== Dataset excerpts ==

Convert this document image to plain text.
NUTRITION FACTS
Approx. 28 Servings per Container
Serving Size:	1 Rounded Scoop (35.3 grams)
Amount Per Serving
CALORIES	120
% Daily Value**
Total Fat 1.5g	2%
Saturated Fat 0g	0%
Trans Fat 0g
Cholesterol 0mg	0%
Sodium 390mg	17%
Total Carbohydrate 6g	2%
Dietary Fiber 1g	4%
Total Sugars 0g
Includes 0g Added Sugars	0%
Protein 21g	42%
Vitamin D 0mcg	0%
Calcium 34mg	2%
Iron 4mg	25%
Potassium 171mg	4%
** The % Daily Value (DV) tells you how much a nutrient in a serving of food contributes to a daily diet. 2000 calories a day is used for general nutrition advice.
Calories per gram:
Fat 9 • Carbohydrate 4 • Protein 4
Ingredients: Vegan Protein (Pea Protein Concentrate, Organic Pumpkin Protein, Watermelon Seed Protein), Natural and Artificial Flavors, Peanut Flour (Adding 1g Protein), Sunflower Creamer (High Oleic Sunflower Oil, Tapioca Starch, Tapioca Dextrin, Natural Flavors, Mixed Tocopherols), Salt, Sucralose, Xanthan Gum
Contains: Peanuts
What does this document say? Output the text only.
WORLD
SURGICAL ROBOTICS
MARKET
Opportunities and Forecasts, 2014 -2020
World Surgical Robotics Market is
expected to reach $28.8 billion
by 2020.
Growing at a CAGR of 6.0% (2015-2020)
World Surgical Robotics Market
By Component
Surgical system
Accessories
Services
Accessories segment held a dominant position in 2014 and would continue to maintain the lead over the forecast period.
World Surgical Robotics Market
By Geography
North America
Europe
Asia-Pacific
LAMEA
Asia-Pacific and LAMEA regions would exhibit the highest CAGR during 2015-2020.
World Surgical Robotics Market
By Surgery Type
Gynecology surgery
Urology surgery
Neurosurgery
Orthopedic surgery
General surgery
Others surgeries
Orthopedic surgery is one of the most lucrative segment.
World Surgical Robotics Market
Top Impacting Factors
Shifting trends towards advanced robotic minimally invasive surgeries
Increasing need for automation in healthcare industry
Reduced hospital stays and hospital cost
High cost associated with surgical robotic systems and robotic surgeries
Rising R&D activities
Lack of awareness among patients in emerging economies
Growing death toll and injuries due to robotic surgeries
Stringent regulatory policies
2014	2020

===

◆ Instructions to follow
Within the data, count the lines that hold the word "Total". Answer with the figure and nothing more.

◆ Output for this exercise
3